#### RECORDS
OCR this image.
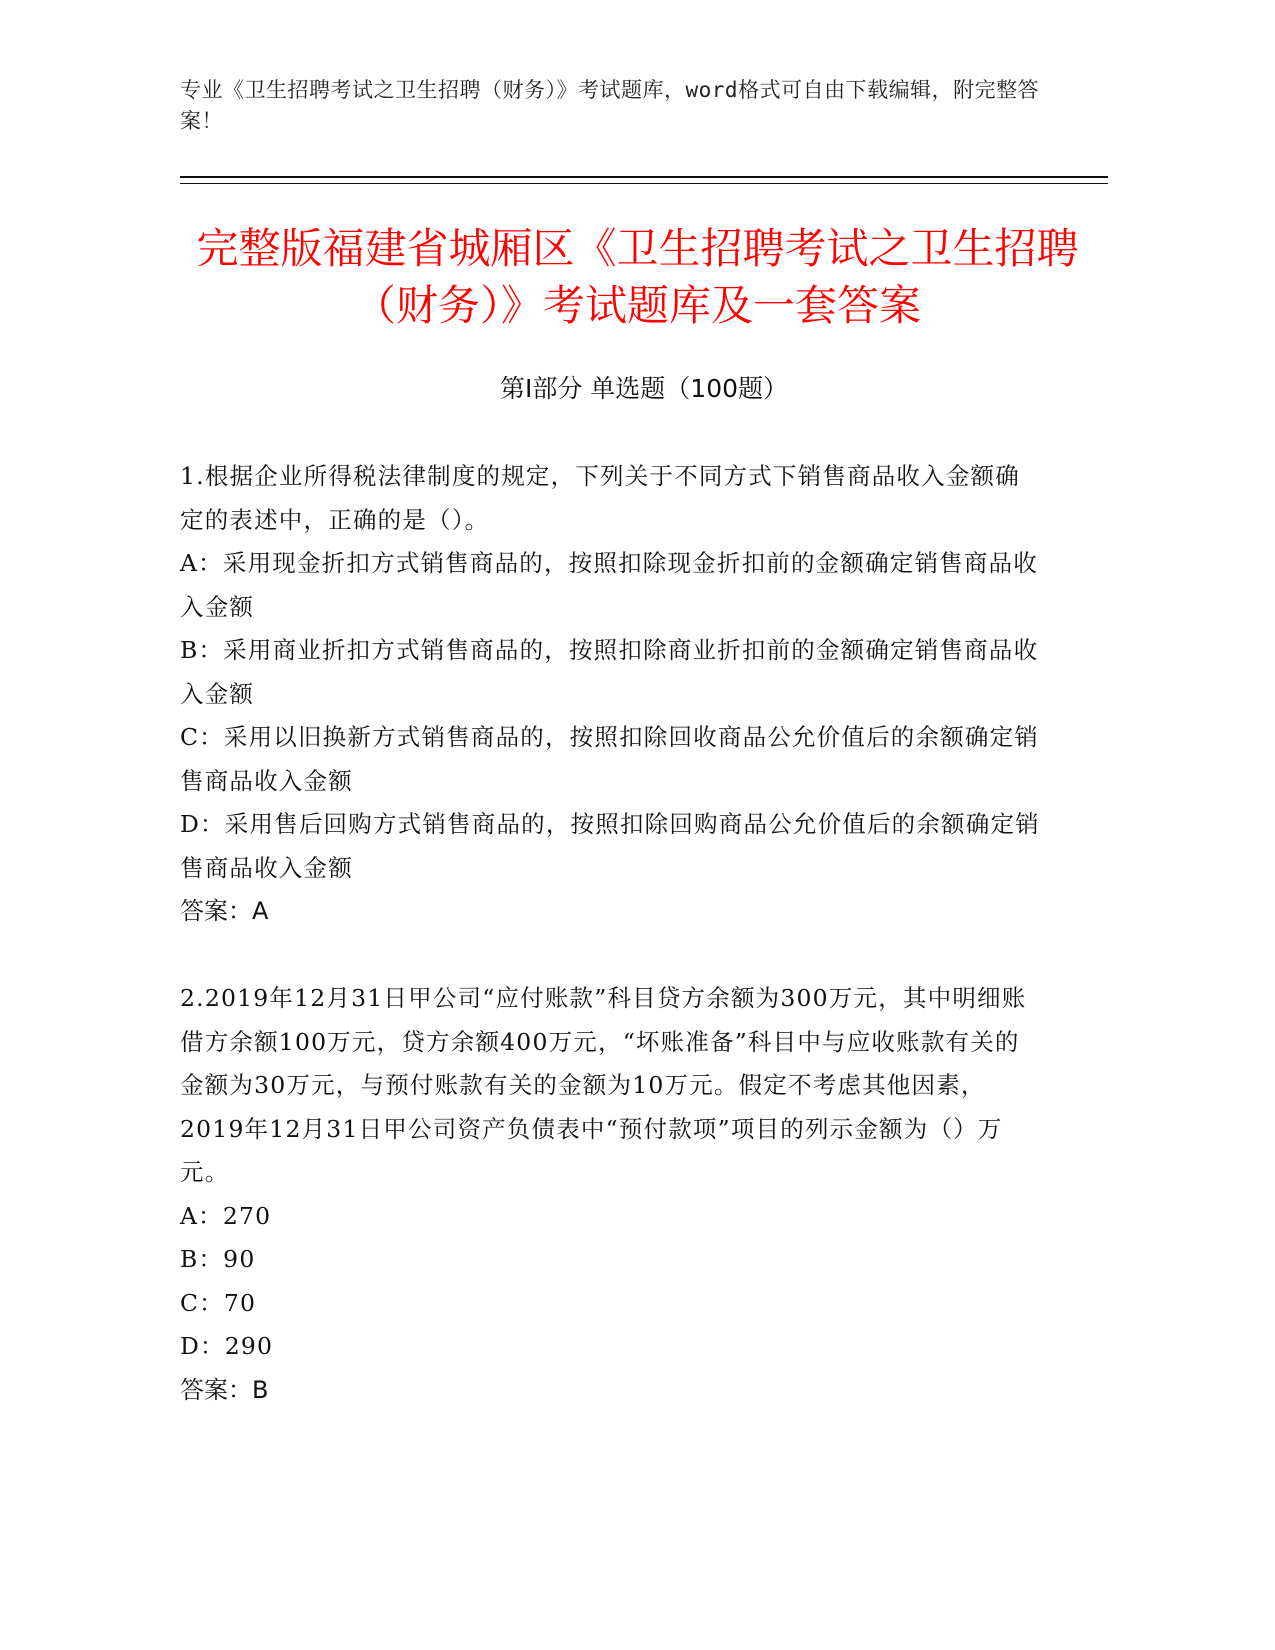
专业《卫生招聘考试之卫生招聘（财务）》考试题库，word格式可自由下载编辑，附完整答案！
完整版福建省城厢区《卫生招聘考试之卫生招聘（财务）》考试题库及一套答案
第I部分 单选题（100题）
1.根据企业所得税法律制度的规定，下列关于不同方式下销售商品收入金额确定的表述中，正确的是（）。
A：采用现金折扣方式销售商品的，按照扣除现金折扣前的金额确定销售商品收入金额
B：采用商业折扣方式销售商品的，按照扣除商业折扣前的金额确定销售商品收入金额
C：采用以旧换新方式销售商品的，按照扣除回收商品公允价值后的余额确定销售商品收入金额
D：采用售后回购方式销售商品的，按照扣除回购商品公允价值后的余额确定销售商品收入金额
答案：A
2.2019年12月31日甲公司“应付账款”科目贷方余额为300万元，其中明细账借方余额100万元，贷方余额400万元，“坏账准备”科目中与应收账款有关的金额为30万元，与预付账款有关的金额为10万元。假定不考虑其他因素，2019年12月31日甲公司资产负债表中“预付款项”项目的列示金额为（）万元。
A：270
B：90
C：70
D：290
答案：B
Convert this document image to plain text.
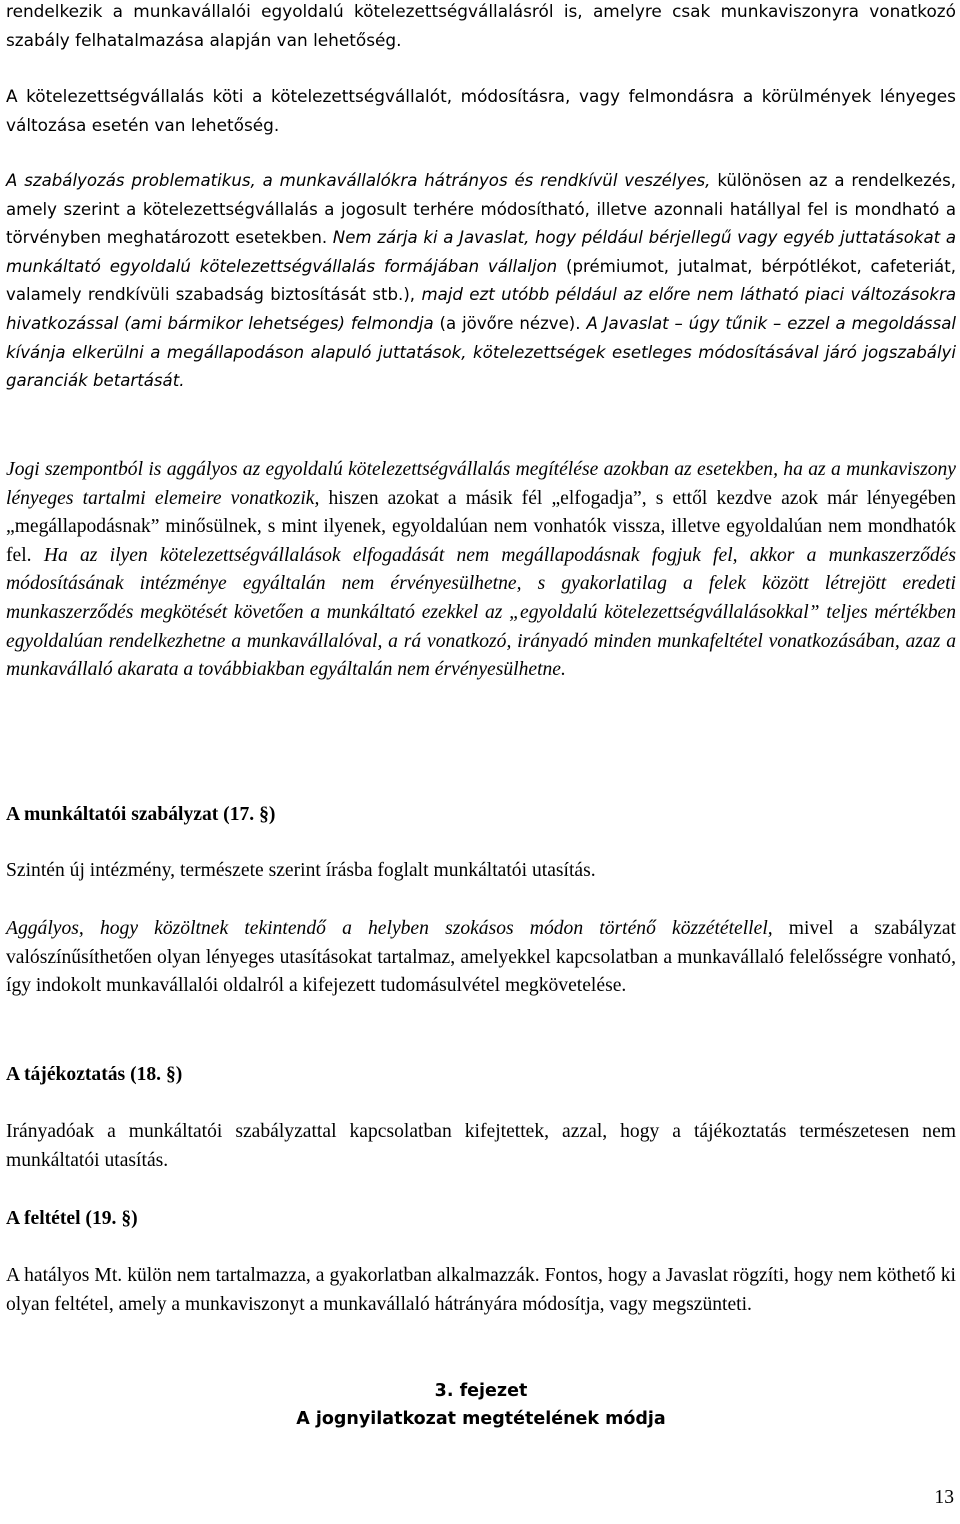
rendelkezik a munkavállalói egyoldalú kötelezettségvállalásról is, amelyre csak munkaviszonyra vonatkozó szabály felhatalmazása alapján van lehetőség.

A kötelezettségvállalás köti a kötelezettségvállalót, módosításra, vagy felmondásra a körülmények lényeges változása esetén van lehetőség.

A szabályozás problematikus, a munkavállalókra hátrányos és rendkívül veszélyes, különösen az a rendelkezés, amely szerint a kötelezettségvállalás a jogosult terhére módosítható, illetve azonnali hatállyal fel is mondható a törvényben meghatározott esetekben. Nem zárja ki a Javaslat, hogy például bérjellegű vagy egyéb juttatásokat a munkáltató egyoldalú kötelezettségvállalás formájában vállaljon (prémiumot, jutalmat, bérpótlékot, cafeteriát, valamely rendkívüli szabadság biztosítását stb.), majd ezt utóbb például az előre nem látható piaci változásokra hivatkozással (ami bármikor lehetséges) felmondja (a jövőre nézve). A Javaslat – úgy tűnik – ezzel a megoldással kívánja elkerülni a megállapodáson alapuló juttatások, kötelezettségek esetleges módosításával járó jogszabályi garanciák betartását.

Jogi szempontból is aggályos az egyoldalú kötelezettségvállalás megítélése azokban az esetekben, ha az a munkaviszony lényeges tartalmi elemeire vonatkozik, hiszen azokat a másik fél „elfogadja”, s ettől kezdve azok már lényegében „megállapodásnak” minősülnek, s mint ilyenek, egyoldalúan nem vonhatók vissza, illetve egyoldalúan nem mondhatók fel. Ha az ilyen kötelezettségvállalások elfogadását nem megállapodásnak fogjuk fel, akkor a munkaszerződés módosításának intézménye egyáltalán nem érvényesülhetne, s gyakorlatilag a felek között létrejött eredeti munkaszerződés megkötését követően a munkáltató ezekkel az „egyoldalú kötelezettségvállalásokkal” teljes mértékben egyoldalúan rendelkezhetne a munkavállalóval, a rá vonatkozó, irányadó minden munkafeltétel vonatkozásában, azaz a munkavállaló akarata a továbbiakban egyáltalán nem érvényesülhetne.

A munkáltatói szabályzat (17. §)

Szintén új intézmény, természete szerint írásba foglalt munkáltatói utasítás.

Aggályos, hogy közöltnek tekintendő a helyben szokásos módon történő közzététellel, mivel a szabályzat valószínűsíthetően olyan lényeges utasításokat tartalmaz, amelyekkel kapcsolatban a munkavállaló felelősségre vonható, így indokolt munkavállalói oldalról a kifejezett tudomásulvétel megkövetelése.

A tájékoztatás (18. §)

Irányadóak a munkáltatói szabályzattal kapcsolatban kifejtettek, azzal, hogy a tájékoztatás természetesen nem munkáltatói utasítás.

A feltétel (19. §)

A hatályos Mt. külön nem tartalmazza, a gyakorlatban alkalmazzák. Fontos, hogy a Javaslat rögzíti, hogy nem köthető ki olyan feltétel, amely a munkaviszonyt a munkavállaló hátrányára módosítja, vagy megszünteti.

3. fejezet
A jognyilatkozat megtételének módja
13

#### SHORT PROBLEM
Reproduce the entries above word for word. Pictures stay out.

#### WORKED SOLUTION
OCR this image.
专业《卫生招聘考试之卫生招聘（财务）》考试题库，word格式可自由下载编辑，附完整答案！
完整版福建省城厢区《卫生招聘考试之卫生招聘（财务）》考试题库及一套答案
第I部分 单选题（100题）
1.根据企业所得税法律制度的规定，下列关于不同方式下销售商品收入金额确定的表述中，正确的是（）。
A：采用现金折扣方式销售商品的，按照扣除现金折扣前的金额确定销售商品收入金额
B：采用商业折扣方式销售商品的，按照扣除商业折扣前的金额确定销售商品收入金额
C：采用以旧换新方式销售商品的，按照扣除回收商品公允价值后的余额确定销售商品收入金额
D：采用售后回购方式销售商品的，按照扣除回购商品公允价值后的余额确定销售商品收入金额
答案：A
2.2019年12月31日甲公司“应付账款”科目贷方余额为300万元，其中明细账借方余额100万元，贷方余额400万元，“坏账准备”科目中与应收账款有关的金额为30万元，与预付账款有关的金额为10万元。假定不考虑其他因素，2019年12月31日甲公司资产负债表中“预付款项”项目的列示金额为（）万元。
A：270
B：90
C：70
D：290
答案：B
Convert this document image to plain text.
rendelkezik a munkavállalói egyoldalú kötelezettségvállalásról is, amelyre csak munkaviszonyra vonatkozó szabály felhatalmazása alapján van lehetőség.

A kötelezettségvállalás köti a kötelezettségvállalót, módosításra, vagy felmondásra a körülmények lényeges változása esetén van lehetőség.

A szabályozás problematikus, a munkavállalókra hátrányos és rendkívül veszélyes, különösen az a rendelkezés, amely szerint a kötelezettségvállalás a jogosult terhére módosítható, illetve azonnali hatállyal fel is mondható a törvényben meghatározott esetekben. Nem zárja ki a Javaslat, hogy például bérjellegű vagy egyéb juttatásokat a munkáltató egyoldalú kötelezettségvállalás formájában vállaljon (prémiumot, jutalmat, bérpótlékot, cafeteriát, valamely rendkívüli szabadság biztosítását stb.), majd ezt utóbb például az előre nem látható piaci változásokra hivatkozással (ami bármikor lehetséges) felmondja (a jövőre nézve). A Javaslat – úgy tűnik – ezzel a megoldással kívánja elkerülni a megállapodáson alapuló juttatások, kötelezettségek esetleges módosításával járó jogszabályi garanciák betartását.

Jogi szempontból is aggályos az egyoldalú kötelezettségvállalás megítélése azokban az esetekben, ha az a munkaviszony lényeges tartalmi elemeire vonatkozik, hiszen azokat a másik fél „elfogadja”, s ettől kezdve azok már lényegében „megállapodásnak” minősülnek, s mint ilyenek, egyoldalúan nem vonhatók vissza, illetve egyoldalúan nem mondhatók fel. Ha az ilyen kötelezettségvállalások elfogadását nem megállapodásnak fogjuk fel, akkor a munkaszerződés módosításának intézménye egyáltalán nem érvényesülhetne, s gyakorlatilag a felek között létrejött eredeti munkaszerződés megkötését követően a munkáltató ezekkel az „egyoldalú kötelezettségvállalásokkal” teljes mértékben egyoldalúan rendelkezhetne a munkavállalóval, a rá vonatkozó, irányadó minden munkafeltétel vonatkozásában, azaz a munkavállaló akarata a továbbiakban egyáltalán nem érvényesülhetne.

A munkáltatói szabályzat (17. §)

Szintén új intézmény, természete szerint írásba foglalt munkáltatói utasítás.

Aggályos, hogy közöltnek tekintendő a helyben szokásos módon történő közzététellel, mivel a szabályzat valószínűsíthetően olyan lényeges utasításokat tartalmaz, amelyekkel kapcsolatban a munkavállaló felelősségre vonható, így indokolt munkavállalói oldalról a kifejezett tudomásulvétel megkövetelése.

A tájékoztatás (18. §)

Irányadóak a munkáltatói szabályzattal kapcsolatban kifejtettek, azzal, hogy a tájékoztatás természetesen nem munkáltatói utasítás.

A feltétel (19. §)

A hatályos Mt. külön nem tartalmazza, a gyakorlatban alkalmazzák. Fontos, hogy a Javaslat rögzíti, hogy nem köthető ki olyan feltétel, amely a munkaviszonyt a munkavállaló hátrányára módosítja, vagy megszünteti.

3. fejezet
A jognyilatkozat megtételének módja
13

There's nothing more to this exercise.